— START OF Given data —

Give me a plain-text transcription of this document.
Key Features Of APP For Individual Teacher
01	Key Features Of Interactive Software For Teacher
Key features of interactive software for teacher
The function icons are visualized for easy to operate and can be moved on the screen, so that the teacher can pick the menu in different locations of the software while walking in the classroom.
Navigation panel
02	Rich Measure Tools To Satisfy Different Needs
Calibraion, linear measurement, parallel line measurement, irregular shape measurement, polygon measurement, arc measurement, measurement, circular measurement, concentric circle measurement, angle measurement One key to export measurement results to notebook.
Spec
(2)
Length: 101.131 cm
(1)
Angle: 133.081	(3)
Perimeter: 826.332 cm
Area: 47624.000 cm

— END OF Given data —
— START OF Given data —

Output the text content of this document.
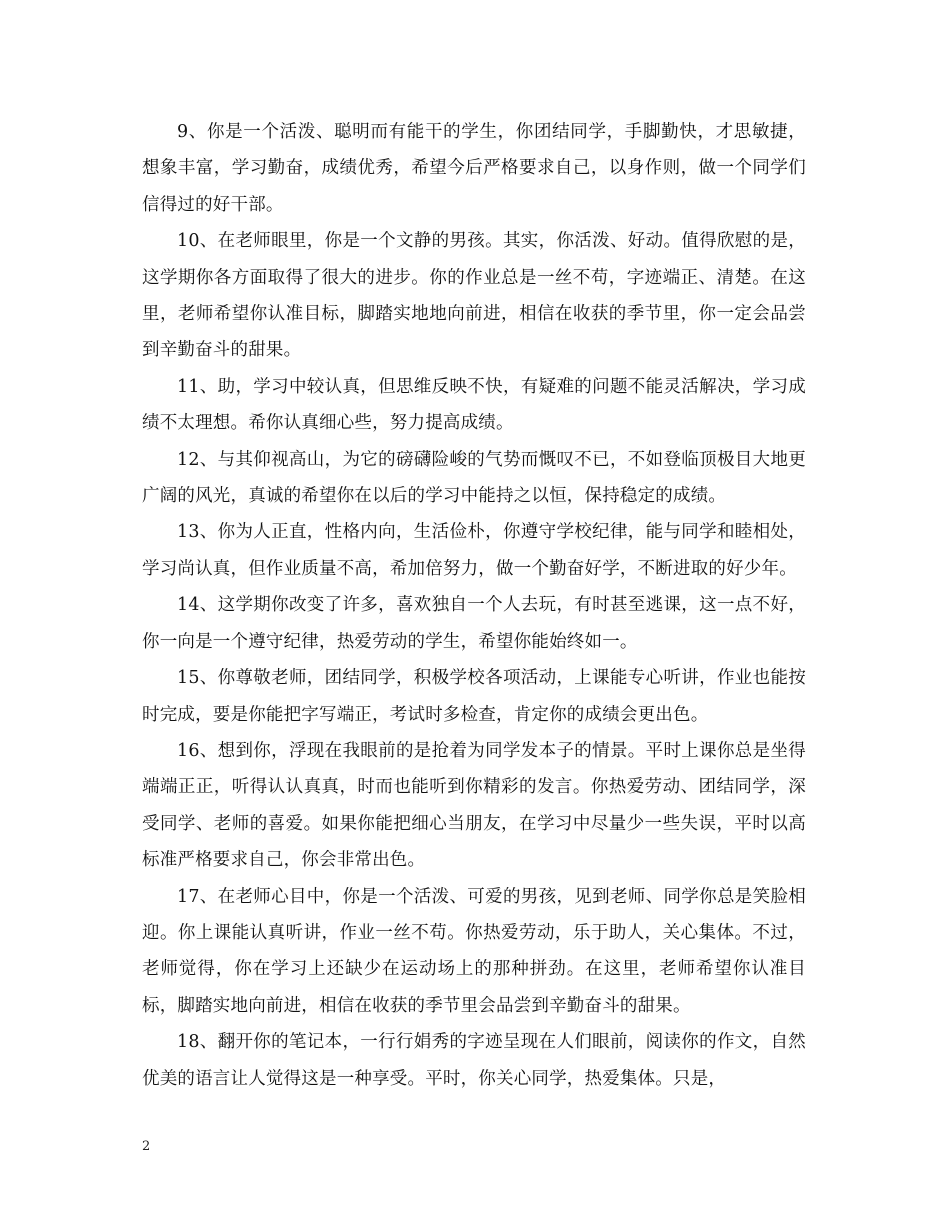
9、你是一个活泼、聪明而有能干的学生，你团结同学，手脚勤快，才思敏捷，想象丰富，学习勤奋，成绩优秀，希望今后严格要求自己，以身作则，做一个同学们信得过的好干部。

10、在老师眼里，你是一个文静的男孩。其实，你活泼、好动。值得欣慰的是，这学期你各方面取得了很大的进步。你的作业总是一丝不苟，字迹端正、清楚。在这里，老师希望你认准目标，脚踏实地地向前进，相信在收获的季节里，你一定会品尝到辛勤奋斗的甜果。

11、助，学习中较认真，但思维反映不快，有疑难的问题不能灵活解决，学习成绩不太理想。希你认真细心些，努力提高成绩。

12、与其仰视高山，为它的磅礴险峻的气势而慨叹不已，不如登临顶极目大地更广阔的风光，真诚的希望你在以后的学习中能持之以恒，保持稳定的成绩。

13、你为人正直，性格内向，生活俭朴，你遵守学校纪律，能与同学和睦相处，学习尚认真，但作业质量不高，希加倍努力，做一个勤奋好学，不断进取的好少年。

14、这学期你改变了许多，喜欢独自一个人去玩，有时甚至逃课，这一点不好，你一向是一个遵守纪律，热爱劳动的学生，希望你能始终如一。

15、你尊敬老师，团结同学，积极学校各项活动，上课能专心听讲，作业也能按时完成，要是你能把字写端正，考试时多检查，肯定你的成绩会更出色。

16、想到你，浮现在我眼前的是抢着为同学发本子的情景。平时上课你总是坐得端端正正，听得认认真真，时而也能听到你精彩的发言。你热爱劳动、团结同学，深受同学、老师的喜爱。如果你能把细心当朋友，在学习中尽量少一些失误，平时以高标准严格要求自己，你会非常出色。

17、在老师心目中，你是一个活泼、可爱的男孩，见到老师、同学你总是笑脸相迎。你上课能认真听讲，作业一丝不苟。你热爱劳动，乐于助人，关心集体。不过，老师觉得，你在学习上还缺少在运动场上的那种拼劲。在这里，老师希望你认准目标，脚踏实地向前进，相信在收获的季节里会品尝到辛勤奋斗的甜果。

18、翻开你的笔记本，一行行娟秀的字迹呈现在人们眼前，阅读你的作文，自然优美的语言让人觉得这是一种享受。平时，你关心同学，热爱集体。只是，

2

— END OF Given data —
— START OF Given data —

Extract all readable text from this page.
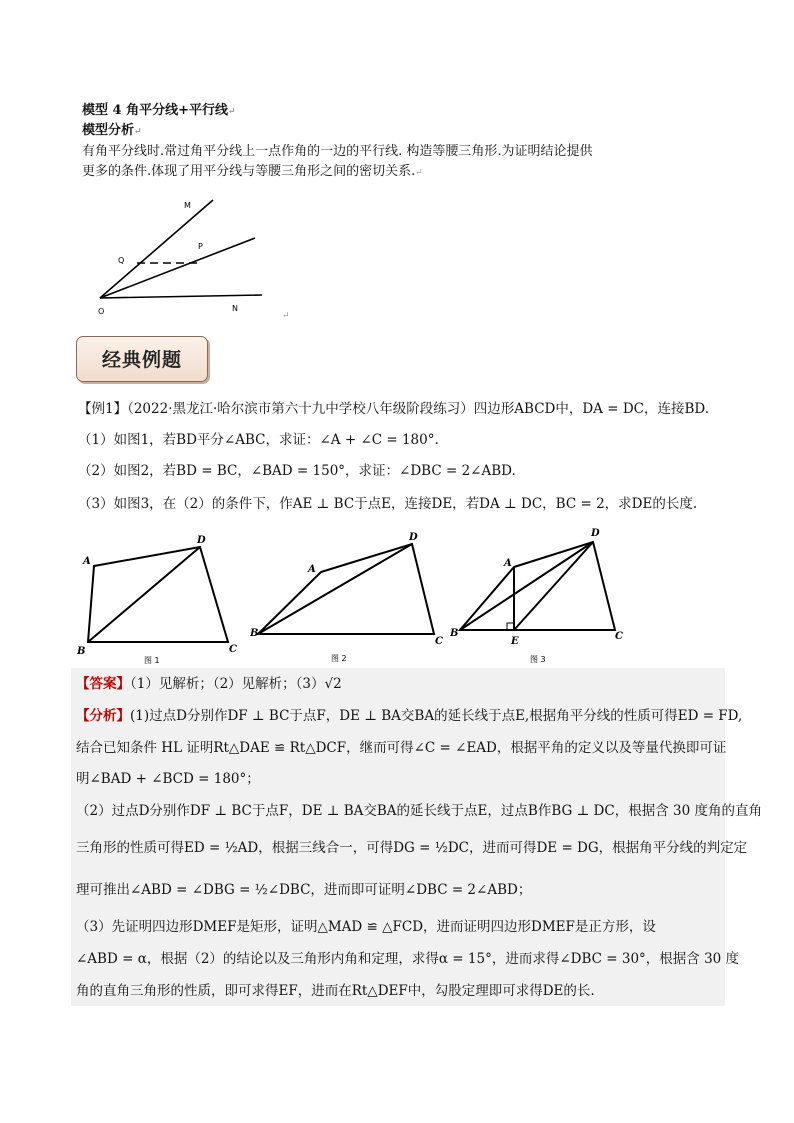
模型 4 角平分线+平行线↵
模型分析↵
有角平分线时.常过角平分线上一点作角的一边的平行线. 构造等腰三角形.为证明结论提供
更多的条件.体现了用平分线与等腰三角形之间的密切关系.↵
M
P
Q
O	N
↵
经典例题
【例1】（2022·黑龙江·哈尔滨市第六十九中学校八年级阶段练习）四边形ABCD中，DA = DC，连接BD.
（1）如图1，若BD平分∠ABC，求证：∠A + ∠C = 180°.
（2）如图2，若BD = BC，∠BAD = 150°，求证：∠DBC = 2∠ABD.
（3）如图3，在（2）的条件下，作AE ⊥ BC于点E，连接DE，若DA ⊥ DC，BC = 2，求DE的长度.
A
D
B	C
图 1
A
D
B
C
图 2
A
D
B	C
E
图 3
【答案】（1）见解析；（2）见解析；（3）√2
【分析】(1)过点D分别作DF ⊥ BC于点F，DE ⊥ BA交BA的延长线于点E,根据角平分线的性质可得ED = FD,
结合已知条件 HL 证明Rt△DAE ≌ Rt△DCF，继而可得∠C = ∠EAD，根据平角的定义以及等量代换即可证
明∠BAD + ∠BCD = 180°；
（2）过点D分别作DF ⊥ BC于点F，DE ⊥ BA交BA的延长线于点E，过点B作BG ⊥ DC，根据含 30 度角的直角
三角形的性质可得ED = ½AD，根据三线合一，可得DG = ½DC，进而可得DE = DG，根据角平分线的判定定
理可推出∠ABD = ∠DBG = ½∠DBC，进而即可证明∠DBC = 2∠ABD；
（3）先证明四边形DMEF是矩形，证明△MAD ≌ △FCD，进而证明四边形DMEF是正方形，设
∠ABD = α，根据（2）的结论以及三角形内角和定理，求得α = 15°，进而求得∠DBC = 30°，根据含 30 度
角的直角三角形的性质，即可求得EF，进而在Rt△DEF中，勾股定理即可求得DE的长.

— END OF Given data —

Locate the lines above that contain "你是一个活泼" and copy them.

=== Result of the task ===
9、你是一个活泼、聪明而有能干的学生，你团结同学，手脚勤快，才思敏捷，想象丰富，学习勤奋，成绩优秀，希望今后严格要求自己，以身作则，做一个同学们信得过的好干部。
17、在老师心目中，你是一个活泼、可爱的男孩，见到老师、同学你总是笑脸相迎。你上课能认真听讲，作业一丝不苟。你热爱劳动，乐于助人，关心集体。不过，老师觉得，你在学习上还缺少在运动场上的那种拼劲。在这里，老师希望你认准目标，脚踏实地向前进，相信在收获的季节里会品尝到辛勤奋斗的甜果。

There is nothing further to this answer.